== Material provided
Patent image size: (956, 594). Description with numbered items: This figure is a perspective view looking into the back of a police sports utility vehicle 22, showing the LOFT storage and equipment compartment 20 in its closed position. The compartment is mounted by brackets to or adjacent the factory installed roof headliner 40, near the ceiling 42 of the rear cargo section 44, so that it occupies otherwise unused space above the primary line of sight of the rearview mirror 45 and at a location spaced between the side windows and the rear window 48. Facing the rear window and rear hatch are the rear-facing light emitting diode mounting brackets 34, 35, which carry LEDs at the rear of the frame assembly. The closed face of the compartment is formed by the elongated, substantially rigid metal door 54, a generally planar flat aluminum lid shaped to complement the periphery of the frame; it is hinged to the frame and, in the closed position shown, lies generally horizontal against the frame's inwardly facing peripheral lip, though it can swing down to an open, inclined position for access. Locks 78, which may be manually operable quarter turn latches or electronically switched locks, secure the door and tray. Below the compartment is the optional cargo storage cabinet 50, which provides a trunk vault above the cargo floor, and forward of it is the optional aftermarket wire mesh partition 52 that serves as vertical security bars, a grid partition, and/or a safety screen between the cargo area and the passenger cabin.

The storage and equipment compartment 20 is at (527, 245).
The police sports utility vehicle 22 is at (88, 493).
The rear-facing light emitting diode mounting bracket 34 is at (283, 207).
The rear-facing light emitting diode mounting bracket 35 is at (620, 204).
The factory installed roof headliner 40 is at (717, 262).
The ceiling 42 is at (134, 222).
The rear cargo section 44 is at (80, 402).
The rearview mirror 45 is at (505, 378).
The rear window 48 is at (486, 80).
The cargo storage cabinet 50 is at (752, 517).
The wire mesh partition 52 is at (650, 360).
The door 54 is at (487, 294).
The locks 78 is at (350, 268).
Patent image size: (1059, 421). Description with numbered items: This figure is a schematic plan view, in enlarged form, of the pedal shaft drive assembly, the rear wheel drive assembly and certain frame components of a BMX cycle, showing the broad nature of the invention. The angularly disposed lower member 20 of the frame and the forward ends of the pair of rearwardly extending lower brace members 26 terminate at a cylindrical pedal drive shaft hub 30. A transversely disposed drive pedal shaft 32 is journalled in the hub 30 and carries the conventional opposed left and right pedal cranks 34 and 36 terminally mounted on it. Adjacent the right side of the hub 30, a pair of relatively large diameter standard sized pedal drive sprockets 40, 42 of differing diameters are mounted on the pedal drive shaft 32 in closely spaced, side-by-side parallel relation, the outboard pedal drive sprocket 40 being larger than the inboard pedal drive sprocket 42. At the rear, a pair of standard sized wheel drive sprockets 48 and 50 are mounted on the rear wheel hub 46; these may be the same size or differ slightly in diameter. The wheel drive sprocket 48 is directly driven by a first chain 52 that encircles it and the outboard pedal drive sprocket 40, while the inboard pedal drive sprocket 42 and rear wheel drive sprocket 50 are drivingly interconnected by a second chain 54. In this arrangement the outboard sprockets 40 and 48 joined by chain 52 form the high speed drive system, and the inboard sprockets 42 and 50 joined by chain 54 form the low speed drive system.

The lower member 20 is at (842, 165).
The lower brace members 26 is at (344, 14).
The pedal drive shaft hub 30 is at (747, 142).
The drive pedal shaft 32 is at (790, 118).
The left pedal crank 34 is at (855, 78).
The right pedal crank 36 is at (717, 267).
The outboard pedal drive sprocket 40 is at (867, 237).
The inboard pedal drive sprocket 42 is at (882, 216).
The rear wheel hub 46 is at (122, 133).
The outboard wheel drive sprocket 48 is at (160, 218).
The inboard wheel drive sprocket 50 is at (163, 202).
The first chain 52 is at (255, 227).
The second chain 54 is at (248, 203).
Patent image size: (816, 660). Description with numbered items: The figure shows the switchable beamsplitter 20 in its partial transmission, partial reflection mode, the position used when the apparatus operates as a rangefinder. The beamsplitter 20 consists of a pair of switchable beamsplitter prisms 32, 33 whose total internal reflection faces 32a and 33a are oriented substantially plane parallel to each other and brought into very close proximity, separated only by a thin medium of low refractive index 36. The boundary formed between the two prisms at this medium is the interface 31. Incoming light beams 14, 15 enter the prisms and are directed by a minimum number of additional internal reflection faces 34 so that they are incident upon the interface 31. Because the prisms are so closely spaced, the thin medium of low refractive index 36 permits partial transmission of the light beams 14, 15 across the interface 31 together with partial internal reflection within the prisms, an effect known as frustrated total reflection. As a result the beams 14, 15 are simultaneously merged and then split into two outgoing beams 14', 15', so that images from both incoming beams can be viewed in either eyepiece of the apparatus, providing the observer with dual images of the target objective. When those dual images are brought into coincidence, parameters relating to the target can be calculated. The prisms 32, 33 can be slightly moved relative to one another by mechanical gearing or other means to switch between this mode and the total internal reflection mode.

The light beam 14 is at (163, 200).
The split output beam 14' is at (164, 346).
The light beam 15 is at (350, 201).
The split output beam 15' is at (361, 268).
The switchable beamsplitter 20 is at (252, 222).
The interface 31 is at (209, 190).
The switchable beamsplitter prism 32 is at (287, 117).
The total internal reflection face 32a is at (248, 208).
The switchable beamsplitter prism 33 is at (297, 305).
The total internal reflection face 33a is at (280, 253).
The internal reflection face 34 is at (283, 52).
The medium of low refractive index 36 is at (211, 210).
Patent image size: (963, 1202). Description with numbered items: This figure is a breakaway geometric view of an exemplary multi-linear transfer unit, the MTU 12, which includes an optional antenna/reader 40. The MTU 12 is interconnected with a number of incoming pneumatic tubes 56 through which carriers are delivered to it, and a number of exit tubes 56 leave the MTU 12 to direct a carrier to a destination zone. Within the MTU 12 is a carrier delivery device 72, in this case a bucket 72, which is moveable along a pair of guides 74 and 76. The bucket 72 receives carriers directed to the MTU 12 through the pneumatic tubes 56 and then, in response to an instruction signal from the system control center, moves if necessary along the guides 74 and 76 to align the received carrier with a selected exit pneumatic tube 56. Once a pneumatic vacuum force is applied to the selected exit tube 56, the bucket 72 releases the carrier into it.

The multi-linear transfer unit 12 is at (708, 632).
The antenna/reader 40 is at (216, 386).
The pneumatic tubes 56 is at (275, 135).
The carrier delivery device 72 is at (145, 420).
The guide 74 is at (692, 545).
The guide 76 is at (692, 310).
====
Please return every line in the listing above that contains the word "carrier", copying each line in full.

Patent image size: (963, 1202). Description with numbered items: This figure is a breakaway geometric view of an exemplary multi-linear transfer unit, the MTU 12, which includes an optional antenna/reader 40. The MTU 12 is interconnected with a number of incoming pneumatic tubes 56 through which carriers are delivered to it, and a number of exit tubes 56 leave the MTU 12 to direct a carrier to a destination zone. Within the MTU 12 is a carrier delivery device 72, in this case a bucket 72, which is moveable along a pair of guides 74 and 76. The bucket 72 receives carriers directed to the MTU 12 through the pneumatic tubes 56 and then, in response to an instruction signal from the system control center, moves if necessary along the guides 74 and 76 to align the received carrier with a selected exit pneumatic tube 56. Once a pneumatic vacuum force is applied to the selected exit tube 56, the bucket 72 releases the carrier into it.
The carrier delivery device 72 is at (145, 420).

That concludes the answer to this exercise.